=== SOURCE EXCERPT ===

To keep up with the ever-changing and fast-paced competitive market, firms undertake international ventures in order to increase competitive advantage. Thus, multinational managers are used to carry out the company’s business objectives overseas. Therefore, a multinational manager will have different tasks and handle different situations that a local manager would not have to tackle.
For multinational managers, the main factors that determine their management objectives and procedures are culture and social institutions. Culture is important as every country has a distinctly different beliefs, values and attitudes. Social Institutions play an equally important role in influencing behaviour as it performs the role of moderator in the business environment.
Ethical behaviour, thus, has become an integral issue in international management today. As seen in the behaviour of Nike in Southeast Asia, they came under negative criticism by several international regulatory bodies for being oppurtunistic. Thus, ethical behaviour is an important issue, which is greatly influenced by culture and social institutions, which multinational managers consider always at present times.
In today’s ever-changing and fast-paced business environment, companies have started focusing their organizational efforts and resources overseas in order to gain competitive advantage over rival firms. These firms are aptly called Multinational Corporations or MNCs. Examples of which are MNCs such as Dell Computer, IBM and BP Amoco PLC to name but a few (Hodgetts and Luthans, 2003). To illustrate the tremendous growth of MNCs, a recent study showed that of the 100 “largest economies” in the world, 53 are MNCs, whilst remaining 47 are nation states (Carroll, 2004).

=== RECORDED INFORMATION ===

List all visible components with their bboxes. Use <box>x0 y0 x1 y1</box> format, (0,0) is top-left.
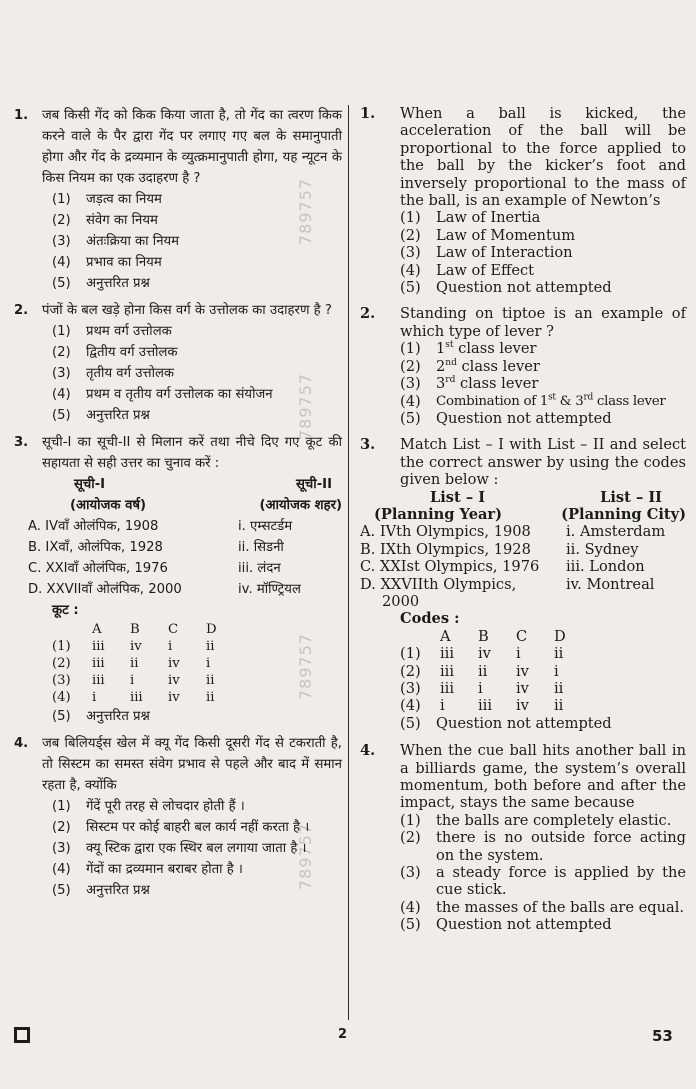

===

#### [PROBLEM REQUIREMENTS]
From the multinational managers passage above, set down everything from "Ethical behaviour, thus, has" down to "at present times.", word for word.

#### [TASK OUTPUT]
Ethical behaviour, thus, has become an integral issue in international management today. As seen in the behaviour of Nike in Southeast Asia, they came under negative criticism by several international regulatory bodies for being oppurtunistic. Thus, ethical behaviour is an important issue, which is greatly influenced by culture and social institutions, which multinational managers consider always at present times.